§ EXERCISE:
Repeat each record below exactly, dropping the pictures.

--- START ---

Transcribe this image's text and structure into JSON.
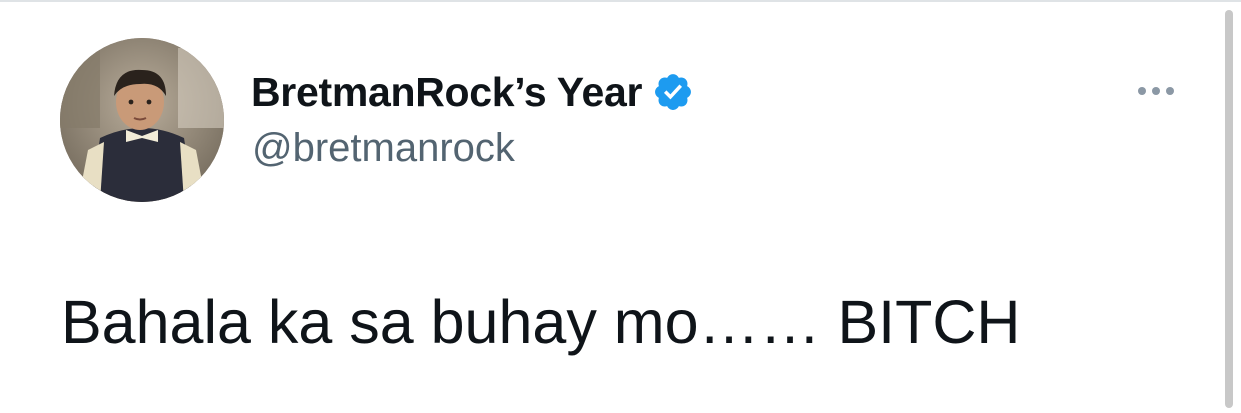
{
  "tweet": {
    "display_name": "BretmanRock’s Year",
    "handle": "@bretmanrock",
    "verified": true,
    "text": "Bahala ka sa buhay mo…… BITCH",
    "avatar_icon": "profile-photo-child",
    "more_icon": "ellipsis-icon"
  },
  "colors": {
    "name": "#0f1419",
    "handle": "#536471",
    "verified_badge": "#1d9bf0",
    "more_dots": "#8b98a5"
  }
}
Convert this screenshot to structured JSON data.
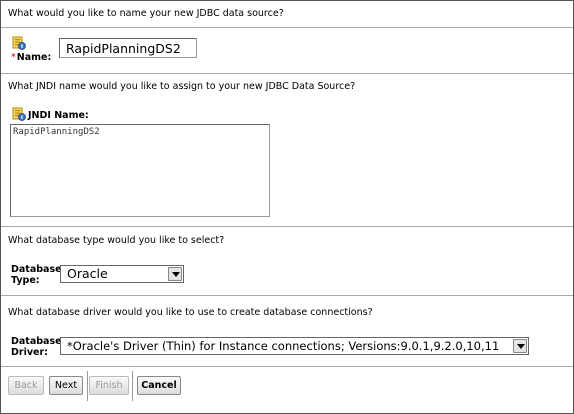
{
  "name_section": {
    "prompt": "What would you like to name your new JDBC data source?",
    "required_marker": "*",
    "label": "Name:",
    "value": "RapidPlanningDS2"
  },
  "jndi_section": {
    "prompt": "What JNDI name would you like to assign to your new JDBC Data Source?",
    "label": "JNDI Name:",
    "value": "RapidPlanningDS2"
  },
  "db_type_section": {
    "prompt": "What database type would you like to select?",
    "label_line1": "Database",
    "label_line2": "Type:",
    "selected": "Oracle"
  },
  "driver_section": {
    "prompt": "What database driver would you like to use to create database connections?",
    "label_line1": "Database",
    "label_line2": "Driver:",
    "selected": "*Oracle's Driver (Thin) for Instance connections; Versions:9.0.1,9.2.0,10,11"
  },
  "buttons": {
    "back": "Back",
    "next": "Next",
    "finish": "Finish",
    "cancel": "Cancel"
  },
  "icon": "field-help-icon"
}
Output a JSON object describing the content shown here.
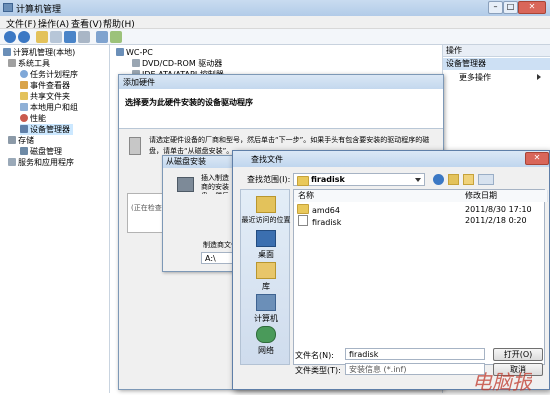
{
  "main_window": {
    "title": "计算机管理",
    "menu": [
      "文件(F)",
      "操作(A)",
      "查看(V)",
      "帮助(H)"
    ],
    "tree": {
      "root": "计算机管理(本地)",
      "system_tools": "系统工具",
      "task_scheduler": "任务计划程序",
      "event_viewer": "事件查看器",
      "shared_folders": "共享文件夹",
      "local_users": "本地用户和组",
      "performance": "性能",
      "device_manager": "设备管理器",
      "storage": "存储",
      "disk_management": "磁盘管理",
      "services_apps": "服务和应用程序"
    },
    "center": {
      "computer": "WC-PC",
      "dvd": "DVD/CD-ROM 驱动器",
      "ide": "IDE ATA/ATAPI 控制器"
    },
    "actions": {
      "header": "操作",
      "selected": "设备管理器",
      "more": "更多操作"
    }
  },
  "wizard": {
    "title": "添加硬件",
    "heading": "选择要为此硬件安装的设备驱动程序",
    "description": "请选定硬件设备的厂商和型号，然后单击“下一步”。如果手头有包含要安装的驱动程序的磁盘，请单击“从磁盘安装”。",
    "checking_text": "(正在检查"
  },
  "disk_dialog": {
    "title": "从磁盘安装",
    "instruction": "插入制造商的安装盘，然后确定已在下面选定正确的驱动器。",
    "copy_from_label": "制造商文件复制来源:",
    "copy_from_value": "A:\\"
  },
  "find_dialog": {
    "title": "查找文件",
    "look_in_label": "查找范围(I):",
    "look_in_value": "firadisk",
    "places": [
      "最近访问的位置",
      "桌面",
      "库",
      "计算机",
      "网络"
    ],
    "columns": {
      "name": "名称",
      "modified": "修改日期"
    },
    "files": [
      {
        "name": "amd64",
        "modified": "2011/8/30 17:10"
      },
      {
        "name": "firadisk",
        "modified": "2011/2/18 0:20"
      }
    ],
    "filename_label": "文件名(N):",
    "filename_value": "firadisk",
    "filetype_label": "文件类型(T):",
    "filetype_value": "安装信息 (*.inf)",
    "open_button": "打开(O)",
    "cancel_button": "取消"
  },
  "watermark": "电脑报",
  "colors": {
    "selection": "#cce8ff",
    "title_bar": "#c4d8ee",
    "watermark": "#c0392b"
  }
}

--- END ---

§ RESULT:
Transcribe this image's text and structure into JSON.
{
  "tweet": {
    "display_name": "BretmanRock’s Year",
    "handle": "@bretmanrock",
    "verified": true,
    "text": "Bahala ka sa buhay mo…… BITCH",
    "avatar_icon": "profile-photo-child",
    "more_icon": "ellipsis-icon"
  },
  "colors": {
    "name": "#0f1419",
    "handle": "#536471",
    "verified_badge": "#1d9bf0",
    "more_dots": "#8b98a5"
  }
}
Convert this screenshot to structured JSON data.
{
  "name_section": {
    "prompt": "What would you like to name your new JDBC data source?",
    "required_marker": "*",
    "label": "Name:",
    "value": "RapidPlanningDS2"
  },
  "jndi_section": {
    "prompt": "What JNDI name would you like to assign to your new JDBC Data Source?",
    "label": "JNDI Name:",
    "value": "RapidPlanningDS2"
  },
  "db_type_section": {
    "prompt": "What database type would you like to select?",
    "label_line1": "Database",
    "label_line2": "Type:",
    "selected": "Oracle"
  },
  "driver_section": {
    "prompt": "What database driver would you like to use to create database connections?",
    "label_line1": "Database",
    "label_line2": "Driver:",
    "selected": "*Oracle's Driver (Thin) for Instance connections; Versions:9.0.1,9.2.0,10,11"
  },
  "buttons": {
    "back": "Back",
    "next": "Next",
    "finish": "Finish",
    "cancel": "Cancel"
  },
  "icon": "field-help-icon"
}
Output a JSON object describing the content shown here.
{
  "main_window": {
    "title": "计算机管理",
    "menu": [
      "文件(F)",
      "操作(A)",
      "查看(V)",
      "帮助(H)"
    ],
    "tree": {
      "root": "计算机管理(本地)",
      "system_tools": "系统工具",
      "task_scheduler": "任务计划程序",
      "event_viewer": "事件查看器",
      "shared_folders": "共享文件夹",
      "local_users": "本地用户和组",
      "performance": "性能",
      "device_manager": "设备管理器",
      "storage": "存储",
      "disk_management": "磁盘管理",
      "services_apps": "服务和应用程序"
    },
    "center": {
      "computer": "WC-PC",
      "dvd": "DVD/CD-ROM 驱动器",
      "ide": "IDE ATA/ATAPI 控制器"
    },
    "actions": {
      "header": "操作",
      "selected": "设备管理器",
      "more": "更多操作"
    }
  },
  "wizard": {
    "title": "添加硬件",
    "heading": "选择要为此硬件安装的设备驱动程序",
    "description": "请选定硬件设备的厂商和型号，然后单击“下一步”。如果手头有包含要安装的驱动程序的磁盘，请单击“从磁盘安装”。",
    "checking_text": "(正在检查"
  },
  "disk_dialog": {
    "title": "从磁盘安装",
    "instruction": "插入制造商的安装盘，然后确定已在下面选定正确的驱动器。",
    "copy_from_label": "制造商文件复制来源:",
    "copy_from_value": "A:\\"
  },
  "find_dialog": {
    "title": "查找文件",
    "look_in_label": "查找范围(I):",
    "look_in_value": "firadisk",
    "places": [
      "最近访问的位置",
      "桌面",
      "库",
      "计算机",
      "网络"
    ],
    "columns": {
      "name": "名称",
      "modified": "修改日期"
    },
    "files": [
      {
        "name": "amd64",
        "modified": "2011/8/30 17:10"
      },
      {
        "name": "firadisk",
        "modified": "2011/2/18 0:20"
      }
    ],
    "filename_label": "文件名(N):",
    "filename_value": "firadisk",
    "filetype_label": "文件类型(T):",
    "filetype_value": "安装信息 (*.inf)",
    "open_button": "打开(O)",
    "cancel_button": "取消"
  },
  "watermark": "电脑报",
  "colors": {
    "selection": "#cce8ff",
    "title_bar": "#c4d8ee",
    "watermark": "#c0392b"
  }
}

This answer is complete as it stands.